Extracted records
____
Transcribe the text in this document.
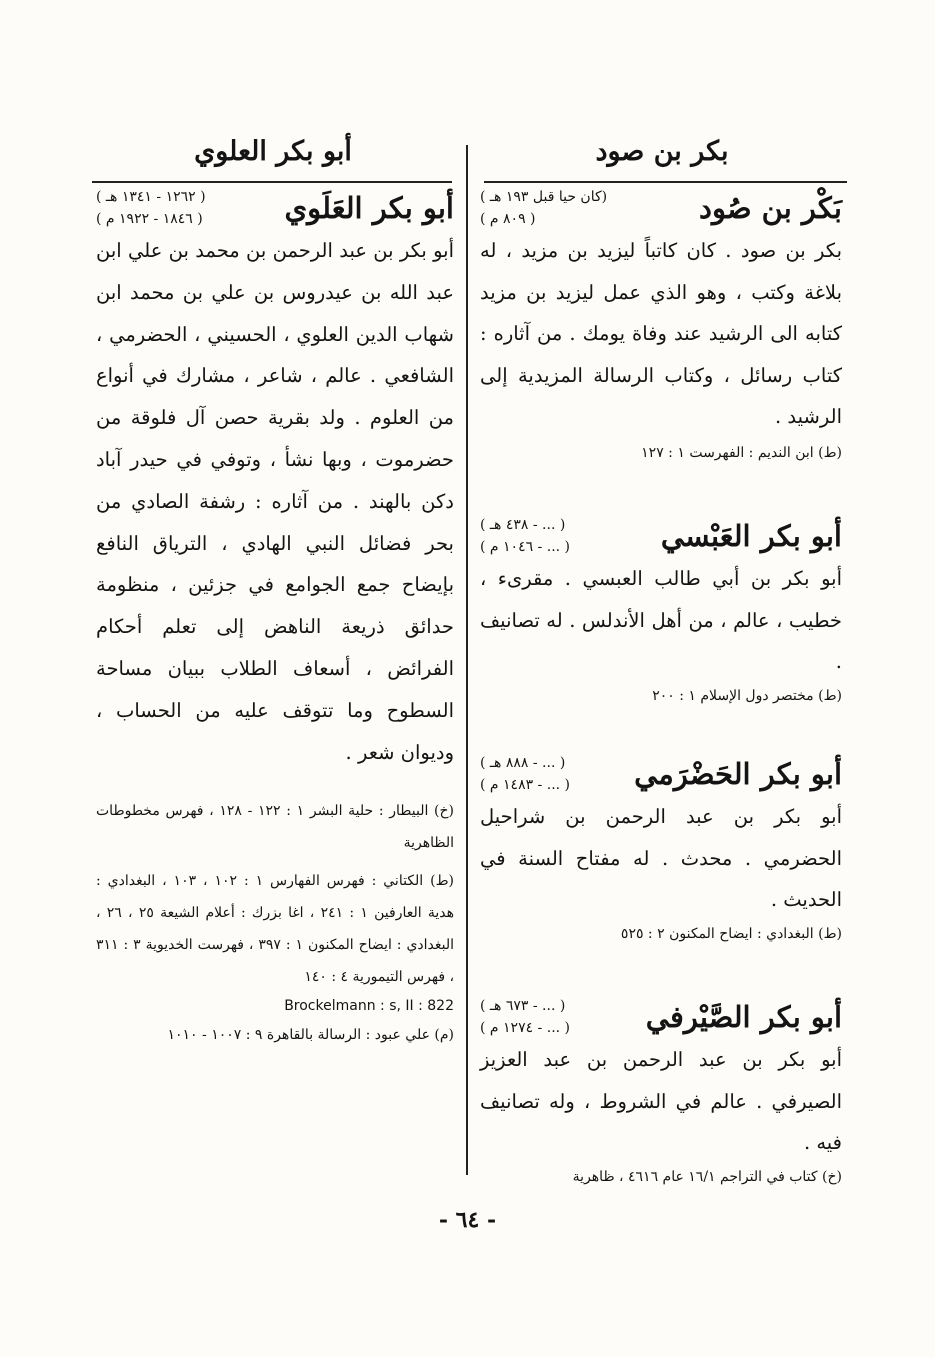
بكر بن صود
أبو بكر العلوي
بَكْر بن صُود
(كان حيا قبل ١٩٣ هـ )
( ٨٠٩ م )

بكر بن صود . كان كاتباً ليزيد بن مزيد ، له بلاغة وكتب ، وهو الذي عمل ليزيد بن مزيد كتابه الى الرشيد عند وفاة يومك . من آثاره : كتاب رسائل ، وكتاب الرسالة المزيدية إلى الرشيد .

(ط) ابن النديم : الفهرست ١ : ١٢٧

أبو بكر العَبْسي
( ... - ٤٣٨ هـ )
( ... - ١٠٤٦ م )

أبو بكر بن أبي طالب العبسي . مقرىء ، خطيب ، عالم ، من أهل الأندلس . له تصانيف .

(ط) مختصر دول الإسلام ١ : ٢٠٠

أبو بكر الحَضْرَمي
( ... - ٨٨٨ هـ )
( ... - ١٤٨٣ م )

أبو بكر بن عبد الرحمن بن شراحيل الحضرمي . محدث . له مفتاح السنة في الحديث .

(ط) البغدادي : ايضاح المكنون ٢ : ٥٢٥

أبو بكر الصَّيْرفي
( ... - ٦٧٣ هـ )
( ... - ١٢٧٤ م )

أبو بكر بن عبد الرحمن بن عبد العزيز الصيرفي . عالم في الشروط ، وله تصانيف فيه .

(خ) كتاب في التراجم ١٦/١ عام ٤٦١٦ ، ظاهرية

أبو بكر العَلَوي
( ١٢٦٢ - ١٣٤١ هـ )
( ١٨٤٦ - ١٩٢٢ م )

أبو بكر بن عبد الرحمن بن محمد بن علي ابن عبد الله بن عيدروس بن علي بن محمد ابن شهاب الدين العلوي ، الحسيني ، الحضرمي ، الشافعي . عالم ، شاعر ، مشارك في أنواع من العلوم . ولد بقرية حصن آل فلوقة من حضرموت ، وبها نشأ ، وتوفي في حيدر آباد دكن بالهند . من آثاره : رشفة الصادي من بحر فضائل النبي الهادي ، الترياق النافع بإيضاح جمع الجوامع في جزئين ، منظومة حدائق ذريعة الناهض إلى تعلم أحكام الفرائض ، أسعاف الطلاب ببيان مساحة السطوح وما تتوقف عليه من الحساب ، وديوان شعر .

(خ) البيطار : حلية البشر ١ : ١٢٢ - ١٢٨ ، فهرس مخطوطات الظاهرية

(ط) الكتاني : فهرس الفهارس ١ : ١٠٢ ، ١٠٣ ، البغدادي : هدية العارفين ١ : ٢٤١ ، اغا بزرك : أعلام الشيعة ٢٥ ، ٢٦ ، البغدادي : ايضاح المكنون ١ : ٣٩٧ ، فهرست الخديوية ٣ : ٣١١ ، فهرس التيمورية ٤ : ١٤٠

Brockelmann : s, II : 822

(م) علي عبود : الرسالة بالقاهرة ٩ : ١٠٠٧ - ١٠١٠

- ٦٤ -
____
Where a line above holds the string "كتاب", show that line.

REPLY:
بكر بن صود . كان كاتباً ليزيد بن مزيد ، له بلاغة وكتب ، وهو الذي عمل ليزيد بن مزيد كتابه الى الرشيد عند وفاة يومك . من آثاره : كتاب رسائل ، وكتاب الرسالة المزيدية إلى الرشيد .
(خ) كتاب في التراجم ١٦/١ عام ٤٦١٦ ، ظاهرية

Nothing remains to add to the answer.